Provided passage:
________________________
05What about wheel and rear-end compatibility?
This is one of the biggest practical differences. The Insurgent uses Super Boost 157 mm rear spacing, which Evil chose for stiffness. It does work — but it locks you out of swapping in wheels from most other modern trail bikes, and reviewers have called it 'a bit annoying' for finding replacements.
The Offering V4 moved to standard Boost 148 mm in this generation. That's a meaningful upgrade for long-term ownership: any modern trail wheelset will fit, and replacement axles, hubs, and frame parts are easier to source.
06Which has the better stock brakes?
The Offering V4 by a clear margin. The Eagle 90 build ships with SRAM Maven Silver — Evil's reviewer called them 'hard to go wrong with,' and the Maven family has been broadly praised as some of the most powerful brakes on the market.
The Insurgent's stock brakes are SRAM's older-generation stoppers (G2 RS on the build Freehub tested), and reviewers consistently flag them as a likely upgrade for aggressive or heavier riders. If you go Insurgent, budget for a brake swap.
07Does the Offering have frame storage? Does the Insurgent?
Offering V4: yes. It's a new feature for V4 — a downtube hatch sized for tools, a tube, and snacks. The reviewer noted the latch motion takes a little practice but the door has stayed secure in testing.
Insurgent LS: no. The Insurgent is the older platform here, and Evil hasn't retrofitted frame storage to it. If you ride long, self-supported days where pack-free is the goal, that's a real consideration.
________________________
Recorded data
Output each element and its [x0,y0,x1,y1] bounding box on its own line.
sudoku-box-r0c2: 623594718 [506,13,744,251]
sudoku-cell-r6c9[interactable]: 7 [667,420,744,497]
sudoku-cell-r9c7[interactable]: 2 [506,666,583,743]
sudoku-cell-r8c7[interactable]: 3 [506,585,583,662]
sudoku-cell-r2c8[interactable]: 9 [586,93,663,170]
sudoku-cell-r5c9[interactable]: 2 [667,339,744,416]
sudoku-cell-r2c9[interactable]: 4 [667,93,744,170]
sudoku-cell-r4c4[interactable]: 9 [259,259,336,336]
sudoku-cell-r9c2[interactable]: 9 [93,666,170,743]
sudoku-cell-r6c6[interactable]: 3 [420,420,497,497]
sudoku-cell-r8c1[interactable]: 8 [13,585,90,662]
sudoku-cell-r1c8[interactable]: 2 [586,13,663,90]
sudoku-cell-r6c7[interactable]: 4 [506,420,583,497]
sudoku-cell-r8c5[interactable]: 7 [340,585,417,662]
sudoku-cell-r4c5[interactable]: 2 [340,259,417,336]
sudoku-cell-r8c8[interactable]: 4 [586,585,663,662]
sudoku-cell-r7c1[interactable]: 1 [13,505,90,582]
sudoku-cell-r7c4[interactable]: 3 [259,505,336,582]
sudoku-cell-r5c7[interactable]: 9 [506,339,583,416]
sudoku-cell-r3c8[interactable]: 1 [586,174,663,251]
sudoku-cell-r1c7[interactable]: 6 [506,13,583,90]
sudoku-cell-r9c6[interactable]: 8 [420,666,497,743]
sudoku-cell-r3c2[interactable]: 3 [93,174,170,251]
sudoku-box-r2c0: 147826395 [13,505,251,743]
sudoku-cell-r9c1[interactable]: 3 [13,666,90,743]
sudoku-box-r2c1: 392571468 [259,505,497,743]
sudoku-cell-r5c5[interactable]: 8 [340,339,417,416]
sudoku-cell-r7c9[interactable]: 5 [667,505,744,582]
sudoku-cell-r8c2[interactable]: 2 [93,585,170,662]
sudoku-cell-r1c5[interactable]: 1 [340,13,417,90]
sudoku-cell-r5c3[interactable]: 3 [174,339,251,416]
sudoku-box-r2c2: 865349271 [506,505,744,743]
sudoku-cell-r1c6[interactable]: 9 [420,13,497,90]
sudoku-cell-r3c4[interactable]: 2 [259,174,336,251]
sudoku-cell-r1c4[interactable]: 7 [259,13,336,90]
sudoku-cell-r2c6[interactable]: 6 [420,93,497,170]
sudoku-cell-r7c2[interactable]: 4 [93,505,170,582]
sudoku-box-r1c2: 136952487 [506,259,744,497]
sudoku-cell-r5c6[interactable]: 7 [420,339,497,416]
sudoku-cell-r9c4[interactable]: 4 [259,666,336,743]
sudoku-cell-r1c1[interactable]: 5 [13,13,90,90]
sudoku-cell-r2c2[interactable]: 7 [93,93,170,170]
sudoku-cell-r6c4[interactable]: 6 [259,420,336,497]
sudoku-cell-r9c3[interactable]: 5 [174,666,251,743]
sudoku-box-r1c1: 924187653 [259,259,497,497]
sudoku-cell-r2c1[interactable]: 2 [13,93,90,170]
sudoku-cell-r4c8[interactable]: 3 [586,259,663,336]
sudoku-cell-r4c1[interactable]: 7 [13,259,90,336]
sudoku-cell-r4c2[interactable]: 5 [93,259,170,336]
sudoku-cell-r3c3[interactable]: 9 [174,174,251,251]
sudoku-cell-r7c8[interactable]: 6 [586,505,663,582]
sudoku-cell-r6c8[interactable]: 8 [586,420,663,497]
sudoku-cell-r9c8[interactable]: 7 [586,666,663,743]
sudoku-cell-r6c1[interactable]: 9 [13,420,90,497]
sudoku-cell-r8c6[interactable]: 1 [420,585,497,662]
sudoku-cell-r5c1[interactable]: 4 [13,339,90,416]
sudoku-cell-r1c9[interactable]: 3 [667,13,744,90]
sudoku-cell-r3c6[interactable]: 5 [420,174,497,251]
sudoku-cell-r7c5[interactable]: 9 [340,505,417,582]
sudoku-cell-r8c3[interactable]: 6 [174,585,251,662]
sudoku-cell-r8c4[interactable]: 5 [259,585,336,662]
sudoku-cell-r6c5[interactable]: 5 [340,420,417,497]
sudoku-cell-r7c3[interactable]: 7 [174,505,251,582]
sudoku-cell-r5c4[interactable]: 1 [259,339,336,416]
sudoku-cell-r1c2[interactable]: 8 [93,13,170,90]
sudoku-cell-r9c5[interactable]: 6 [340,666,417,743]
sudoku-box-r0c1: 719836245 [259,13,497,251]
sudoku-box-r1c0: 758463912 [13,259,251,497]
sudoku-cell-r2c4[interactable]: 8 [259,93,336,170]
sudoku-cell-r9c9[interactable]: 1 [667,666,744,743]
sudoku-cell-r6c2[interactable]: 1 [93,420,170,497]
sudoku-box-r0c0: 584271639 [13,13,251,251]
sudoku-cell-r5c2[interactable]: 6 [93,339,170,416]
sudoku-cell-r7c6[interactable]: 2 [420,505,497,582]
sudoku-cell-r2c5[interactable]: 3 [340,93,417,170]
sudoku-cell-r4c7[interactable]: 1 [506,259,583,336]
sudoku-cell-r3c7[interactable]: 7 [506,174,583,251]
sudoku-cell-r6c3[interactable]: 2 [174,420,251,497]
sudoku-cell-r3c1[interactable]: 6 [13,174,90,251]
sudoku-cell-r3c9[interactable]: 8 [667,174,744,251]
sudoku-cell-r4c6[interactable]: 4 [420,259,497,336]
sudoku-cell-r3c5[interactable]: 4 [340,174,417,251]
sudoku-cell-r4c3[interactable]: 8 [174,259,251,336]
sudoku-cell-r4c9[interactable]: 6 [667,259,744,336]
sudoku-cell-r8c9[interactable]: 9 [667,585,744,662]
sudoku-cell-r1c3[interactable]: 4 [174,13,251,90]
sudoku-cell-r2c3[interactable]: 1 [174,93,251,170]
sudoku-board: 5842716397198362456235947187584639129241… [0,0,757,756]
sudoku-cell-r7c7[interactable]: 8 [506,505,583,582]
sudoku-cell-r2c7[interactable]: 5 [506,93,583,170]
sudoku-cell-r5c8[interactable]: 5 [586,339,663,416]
________________________
Carry the Offering V4 versus Insurgent comparison forward from its last sentence.

Task output:
08Which is more expensive, and is it worth it?
The Offering V4 is $500 more ($6,699 vs. $6,199 across the lineup). What you get for the extra: standard Boost 148 spacing, frame storage, a refined sag meter and flip chip, Maven Silver brakes on the entry build, and a newer-generation frame design overall.
What the Insurgent gives you for less: more travel front and rear, and a coil shock from the lowest build up. If your priority is downhill capability, the Insurgent is the better dollar-per-millimeter buy. If your priority is a modern, easy-to-live-with trail bike, the Offering's $500 premium is mostly going to genuine refinement.
Similar bikes
If your priorities don’t map cleanly onto either of these, one of these adjacent bikes probably fits better.

Wreckoning
If you love the Insurgent's plush feel but want a full 29er enduro monster — 170 mm rear, no mullet compromise, more outright plow.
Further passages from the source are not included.